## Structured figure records
..............................

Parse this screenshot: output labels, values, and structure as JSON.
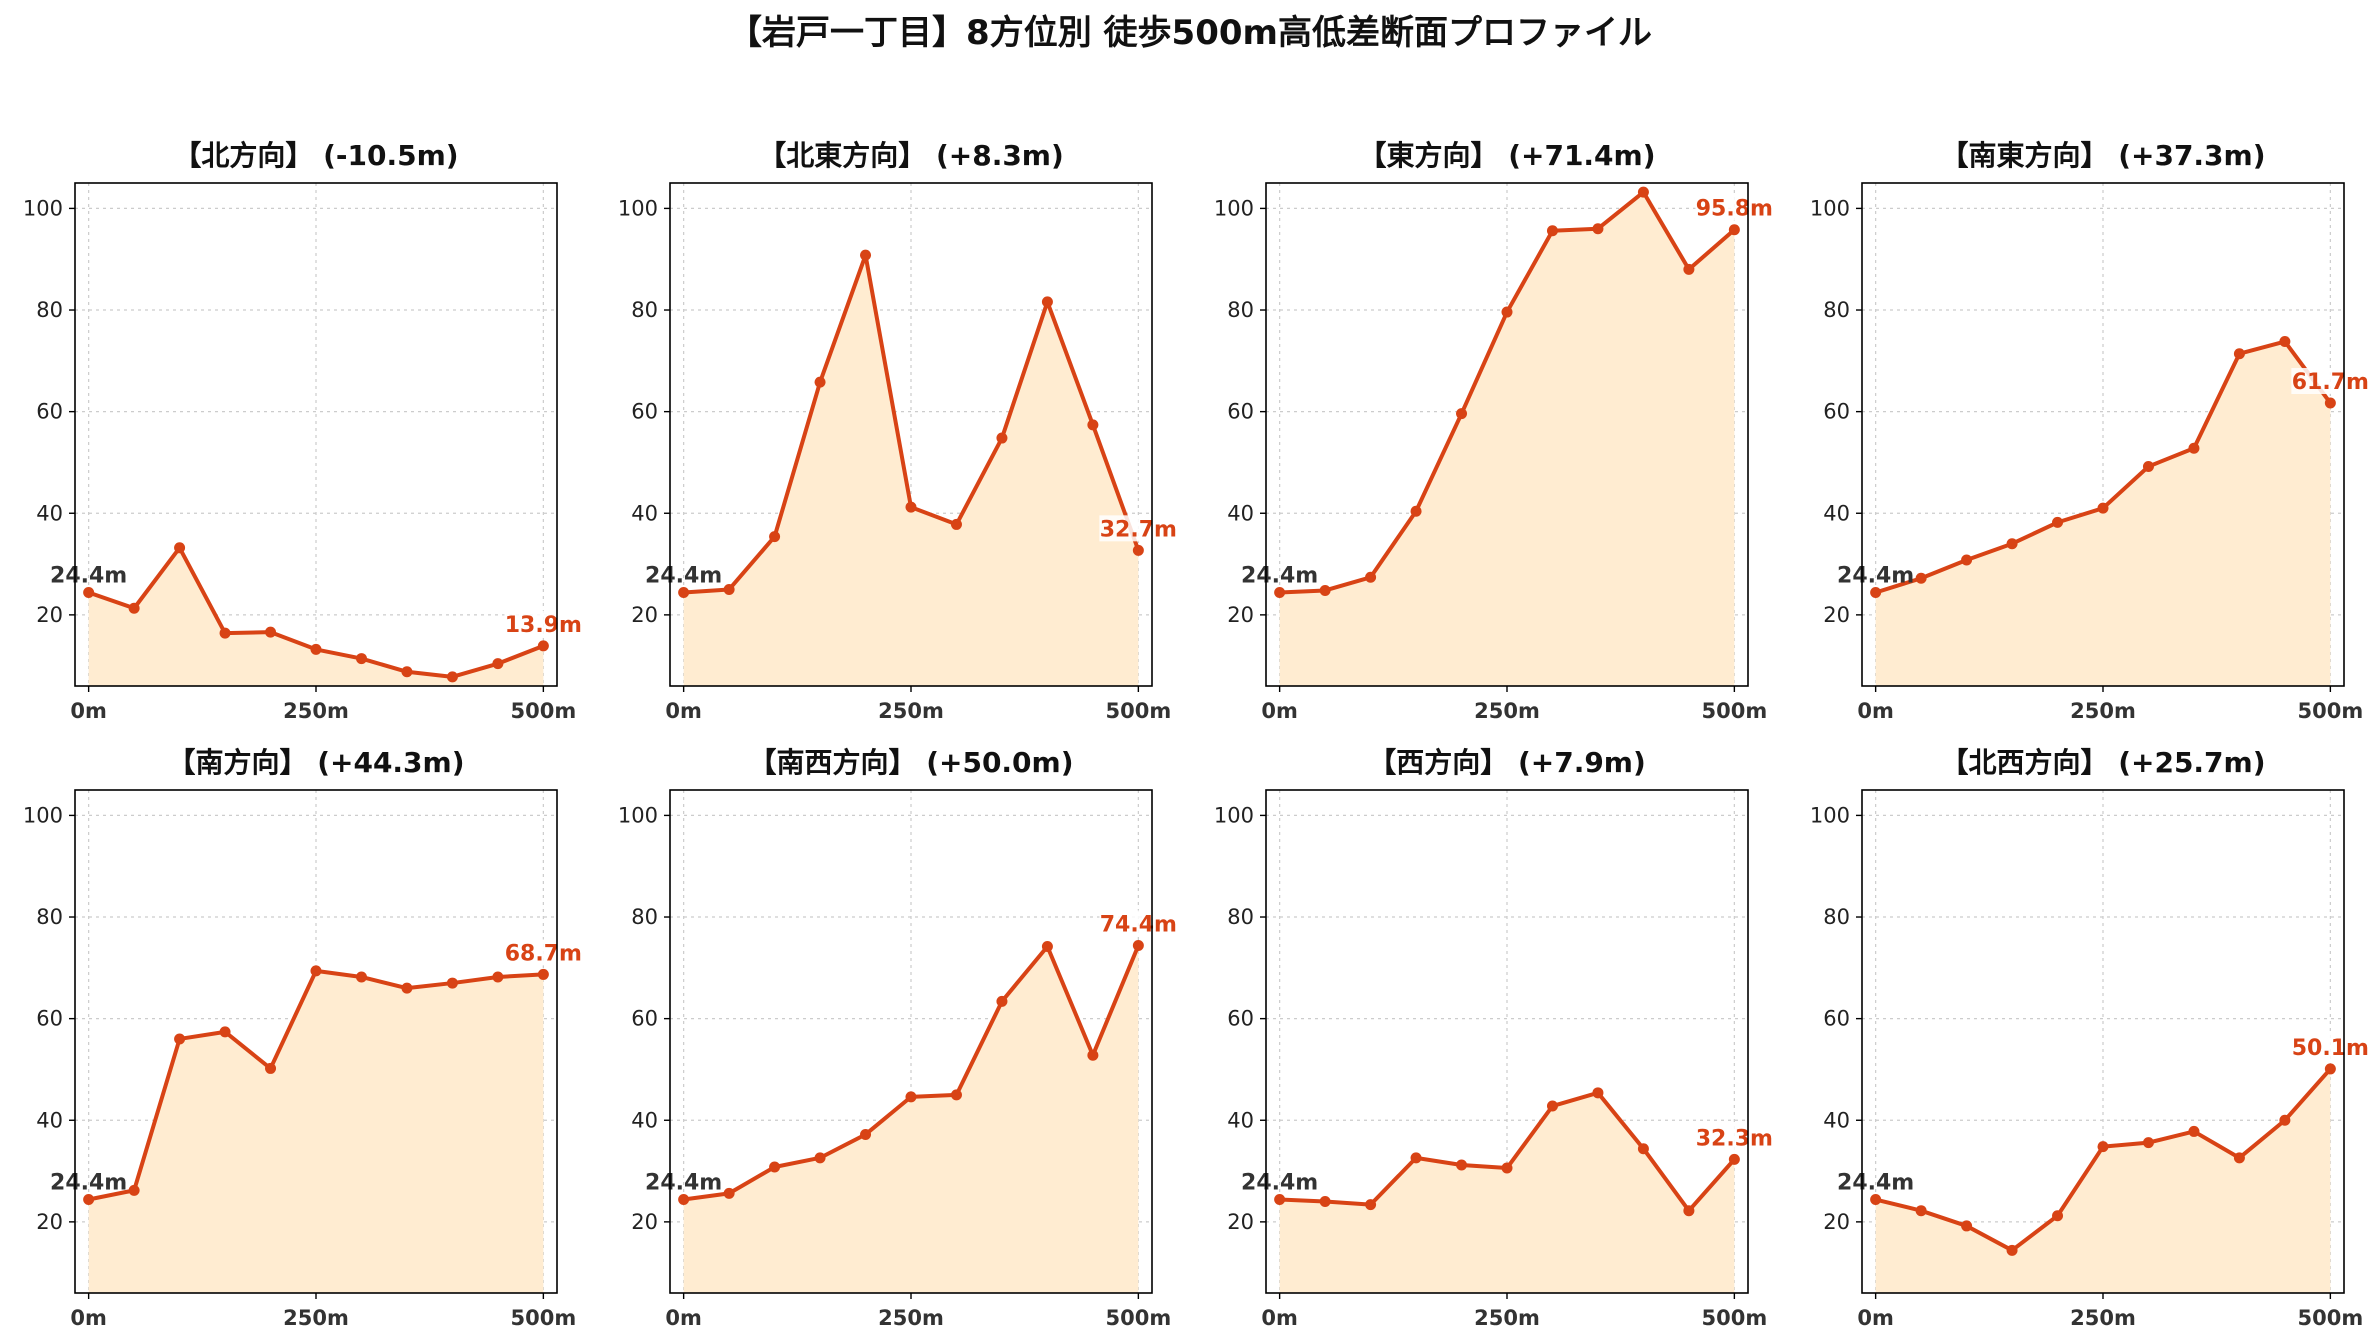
{
  "figure": {
    "title": "【岩戸一丁目】8方位別 徒歩500m高低差断面プロファイル"
  },
  "style": {
    "line_color": "#d84315",
    "fill_color": "#ffecd1",
    "start_label_color": "#333333",
    "end_label_color": "#d84315"
  },
  "chart_data": [
    {
      "type": "area",
      "title": "【北方向】 (-10.5m)",
      "x": [
        0,
        50,
        100,
        150,
        200,
        250,
        300,
        350,
        400,
        450,
        500
      ],
      "series": [
        {
          "values": [
            24.4,
            21.3,
            33.2,
            16.4,
            16.6,
            13.2,
            11.4,
            8.8,
            7.8,
            10.4,
            13.9
          ]
        }
      ],
      "start_label": "24.4m",
      "end_label": "13.9m",
      "x_ticks": [
        "0m",
        "250m",
        "500m"
      ],
      "y_ticks": [
        "20",
        "40",
        "60",
        "80",
        "100"
      ],
      "xlim": [
        -15,
        515
      ],
      "ylim": [
        6,
        105
      ],
      "grid": true
    },
    {
      "type": "area",
      "title": "【北東方向】 (+8.3m)",
      "x": [
        0,
        50,
        100,
        150,
        200,
        250,
        300,
        350,
        400,
        450,
        500
      ],
      "series": [
        {
          "values": [
            24.4,
            25.0,
            35.4,
            65.8,
            90.8,
            41.2,
            37.8,
            54.8,
            81.6,
            57.4,
            32.7
          ]
        }
      ],
      "start_label": "24.4m",
      "end_label": "32.7m",
      "x_ticks": [
        "0m",
        "250m",
        "500m"
      ],
      "y_ticks": [
        "20",
        "40",
        "60",
        "80",
        "100"
      ],
      "xlim": [
        -15,
        515
      ],
      "ylim": [
        6,
        105
      ],
      "grid": true
    },
    {
      "type": "area",
      "title": "【東方向】 (+71.4m)",
      "x": [
        0,
        50,
        100,
        150,
        200,
        250,
        300,
        350,
        400,
        450,
        500
      ],
      "series": [
        {
          "values": [
            24.4,
            24.8,
            27.4,
            40.4,
            59.6,
            79.6,
            95.6,
            96.0,
            103.2,
            88.0,
            95.8
          ]
        }
      ],
      "start_label": "24.4m",
      "end_label": "95.8m",
      "x_ticks": [
        "0m",
        "250m",
        "500m"
      ],
      "y_ticks": [
        "20",
        "40",
        "60",
        "80",
        "100"
      ],
      "xlim": [
        -15,
        515
      ],
      "ylim": [
        6,
        105
      ],
      "grid": true
    },
    {
      "type": "area",
      "title": "【南東方向】 (+37.3m)",
      "x": [
        0,
        50,
        100,
        150,
        200,
        250,
        300,
        350,
        400,
        450,
        500
      ],
      "series": [
        {
          "values": [
            24.4,
            27.2,
            30.8,
            34.0,
            38.2,
            41.0,
            49.2,
            52.8,
            71.4,
            73.8,
            61.7
          ]
        }
      ],
      "start_label": "24.4m",
      "end_label": "61.7m",
      "x_ticks": [
        "0m",
        "250m",
        "500m"
      ],
      "y_ticks": [
        "20",
        "40",
        "60",
        "80",
        "100"
      ],
      "xlim": [
        -15,
        515
      ],
      "ylim": [
        6,
        105
      ],
      "grid": true
    },
    {
      "type": "area",
      "title": "【南方向】 (+44.3m)",
      "x": [
        0,
        50,
        100,
        150,
        200,
        250,
        300,
        350,
        400,
        450,
        500
      ],
      "series": [
        {
          "values": [
            24.4,
            26.2,
            56.0,
            57.4,
            50.2,
            69.4,
            68.2,
            66.0,
            67.0,
            68.2,
            68.7
          ]
        }
      ],
      "start_label": "24.4m",
      "end_label": "68.7m",
      "x_ticks": [
        "0m",
        "250m",
        "500m"
      ],
      "y_ticks": [
        "20",
        "40",
        "60",
        "80",
        "100"
      ],
      "xlim": [
        -15,
        515
      ],
      "ylim": [
        6,
        105
      ],
      "grid": true
    },
    {
      "type": "area",
      "title": "【南西方向】 (+50.0m)",
      "x": [
        0,
        50,
        100,
        150,
        200,
        250,
        300,
        350,
        400,
        450,
        500
      ],
      "series": [
        {
          "values": [
            24.4,
            25.6,
            30.8,
            32.6,
            37.2,
            44.6,
            45.0,
            63.4,
            74.2,
            52.8,
            74.4
          ]
        }
      ],
      "start_label": "24.4m",
      "end_label": "74.4m",
      "x_ticks": [
        "0m",
        "250m",
        "500m"
      ],
      "y_ticks": [
        "20",
        "40",
        "60",
        "80",
        "100"
      ],
      "xlim": [
        -15,
        515
      ],
      "ylim": [
        6,
        105
      ],
      "grid": true
    },
    {
      "type": "area",
      "title": "【西方向】 (+7.9m)",
      "x": [
        0,
        50,
        100,
        150,
        200,
        250,
        300,
        350,
        400,
        450,
        500
      ],
      "series": [
        {
          "values": [
            24.4,
            24.0,
            23.4,
            32.6,
            31.2,
            30.6,
            42.8,
            45.4,
            34.4,
            22.2,
            32.3
          ]
        }
      ],
      "start_label": "24.4m",
      "end_label": "32.3m",
      "x_ticks": [
        "0m",
        "250m",
        "500m"
      ],
      "y_ticks": [
        "20",
        "40",
        "60",
        "80",
        "100"
      ],
      "xlim": [
        -15,
        515
      ],
      "ylim": [
        6,
        105
      ],
      "grid": true
    },
    {
      "type": "area",
      "title": "【北西方向】 (+25.7m)",
      "x": [
        0,
        50,
        100,
        150,
        200,
        250,
        300,
        350,
        400,
        450,
        500
      ],
      "series": [
        {
          "values": [
            24.4,
            22.2,
            19.2,
            14.4,
            21.2,
            34.8,
            35.6,
            37.8,
            32.6,
            40.0,
            50.1
          ]
        }
      ],
      "start_label": "24.4m",
      "end_label": "50.1m",
      "x_ticks": [
        "0m",
        "250m",
        "500m"
      ],
      "y_ticks": [
        "20",
        "40",
        "60",
        "80",
        "100"
      ],
      "xlim": [
        -15,
        515
      ],
      "ylim": [
        6,
        105
      ],
      "grid": true
    }
  ]
}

..............................

## EXERCISE AIM
All of the lines above should be retyped precisely, apart from the pictures.

## TASK RESPONSE
Parse this screenshot: output labels, values, and structure as JSON.
{
  "figure": {
    "title": "【岩戸一丁目】8方位別 徒歩500m高低差断面プロファイル"
  },
  "style": {
    "line_color": "#d84315",
    "fill_color": "#ffecd1",
    "start_label_color": "#333333",
    "end_label_color": "#d84315"
  },
  "chart_data": [
    {
      "type": "area",
      "title": "【北方向】 (-10.5m)",
      "x": [
        0,
        50,
        100,
        150,
        200,
        250,
        300,
        350,
        400,
        450,
        500
      ],
      "series": [
        {
          "values": [
            24.4,
            21.3,
            33.2,
            16.4,
            16.6,
            13.2,
            11.4,
            8.8,
            7.8,
            10.4,
            13.9
          ]
        }
      ],
      "start_label": "24.4m",
      "end_label": "13.9m",
      "x_ticks": [
        "0m",
        "250m",
        "500m"
      ],
      "y_ticks": [
        "20",
        "40",
        "60",
        "80",
        "100"
      ],
      "xlim": [
        -15,
        515
      ],
      "ylim": [
        6,
        105
      ],
      "grid": true
    },
    {
      "type": "area",
      "title": "【北東方向】 (+8.3m)",
      "x": [
        0,
        50,
        100,
        150,
        200,
        250,
        300,
        350,
        400,
        450,
        500
      ],
      "series": [
        {
          "values": [
            24.4,
            25.0,
            35.4,
            65.8,
            90.8,
            41.2,
            37.8,
            54.8,
            81.6,
            57.4,
            32.7
          ]
        }
      ],
      "start_label": "24.4m",
      "end_label": "32.7m",
      "x_ticks": [
        "0m",
        "250m",
        "500m"
      ],
      "y_ticks": [
        "20",
        "40",
        "60",
        "80",
        "100"
      ],
      "xlim": [
        -15,
        515
      ],
      "ylim": [
        6,
        105
      ],
      "grid": true
    },
    {
      "type": "area",
      "title": "【東方向】 (+71.4m)",
      "x": [
        0,
        50,
        100,
        150,
        200,
        250,
        300,
        350,
        400,
        450,
        500
      ],
      "series": [
        {
          "values": [
            24.4,
            24.8,
            27.4,
            40.4,
            59.6,
            79.6,
            95.6,
            96.0,
            103.2,
            88.0,
            95.8
          ]
        }
      ],
      "start_label": "24.4m",
      "end_label": "95.8m",
      "x_ticks": [
        "0m",
        "250m",
        "500m"
      ],
      "y_ticks": [
        "20",
        "40",
        "60",
        "80",
        "100"
      ],
      "xlim": [
        -15,
        515
      ],
      "ylim": [
        6,
        105
      ],
      "grid": true
    },
    {
      "type": "area",
      "title": "【南東方向】 (+37.3m)",
      "x": [
        0,
        50,
        100,
        150,
        200,
        250,
        300,
        350,
        400,
        450,
        500
      ],
      "series": [
        {
          "values": [
            24.4,
            27.2,
            30.8,
            34.0,
            38.2,
            41.0,
            49.2,
            52.8,
            71.4,
            73.8,
            61.7
          ]
        }
      ],
      "start_label": "24.4m",
      "end_label": "61.7m",
      "x_ticks": [
        "0m",
        "250m",
        "500m"
      ],
      "y_ticks": [
        "20",
        "40",
        "60",
        "80",
        "100"
      ],
      "xlim": [
        -15,
        515
      ],
      "ylim": [
        6,
        105
      ],
      "grid": true
    },
    {
      "type": "area",
      "title": "【南方向】 (+44.3m)",
      "x": [
        0,
        50,
        100,
        150,
        200,
        250,
        300,
        350,
        400,
        450,
        500
      ],
      "series": [
        {
          "values": [
            24.4,
            26.2,
            56.0,
            57.4,
            50.2,
            69.4,
            68.2,
            66.0,
            67.0,
            68.2,
            68.7
          ]
        }
      ],
      "start_label": "24.4m",
      "end_label": "68.7m",
      "x_ticks": [
        "0m",
        "250m",
        "500m"
      ],
      "y_ticks": [
        "20",
        "40",
        "60",
        "80",
        "100"
      ],
      "xlim": [
        -15,
        515
      ],
      "ylim": [
        6,
        105
      ],
      "grid": true
    },
    {
      "type": "area",
      "title": "【南西方向】 (+50.0m)",
      "x": [
        0,
        50,
        100,
        150,
        200,
        250,
        300,
        350,
        400,
        450,
        500
      ],
      "series": [
        {
          "values": [
            24.4,
            25.6,
            30.8,
            32.6,
            37.2,
            44.6,
            45.0,
            63.4,
            74.2,
            52.8,
            74.4
          ]
        }
      ],
      "start_label": "24.4m",
      "end_label": "74.4m",
      "x_ticks": [
        "0m",
        "250m",
        "500m"
      ],
      "y_ticks": [
        "20",
        "40",
        "60",
        "80",
        "100"
      ],
      "xlim": [
        -15,
        515
      ],
      "ylim": [
        6,
        105
      ],
      "grid": true
    },
    {
      "type": "area",
      "title": "【西方向】 (+7.9m)",
      "x": [
        0,
        50,
        100,
        150,
        200,
        250,
        300,
        350,
        400,
        450,
        500
      ],
      "series": [
        {
          "values": [
            24.4,
            24.0,
            23.4,
            32.6,
            31.2,
            30.6,
            42.8,
            45.4,
            34.4,
            22.2,
            32.3
          ]
        }
      ],
      "start_label": "24.4m",
      "end_label": "32.3m",
      "x_ticks": [
        "0m",
        "250m",
        "500m"
      ],
      "y_ticks": [
        "20",
        "40",
        "60",
        "80",
        "100"
      ],
      "xlim": [
        -15,
        515
      ],
      "ylim": [
        6,
        105
      ],
      "grid": true
    },
    {
      "type": "area",
      "title": "【北西方向】 (+25.7m)",
      "x": [
        0,
        50,
        100,
        150,
        200,
        250,
        300,
        350,
        400,
        450,
        500
      ],
      "series": [
        {
          "values": [
            24.4,
            22.2,
            19.2,
            14.4,
            21.2,
            34.8,
            35.6,
            37.8,
            32.6,
            40.0,
            50.1
          ]
        }
      ],
      "start_label": "24.4m",
      "end_label": "50.1m",
      "x_ticks": [
        "0m",
        "250m",
        "500m"
      ],
      "y_ticks": [
        "20",
        "40",
        "60",
        "80",
        "100"
      ],
      "xlim": [
        -15,
        515
      ],
      "ylim": [
        6,
        105
      ],
      "grid": true
    }
  ]
}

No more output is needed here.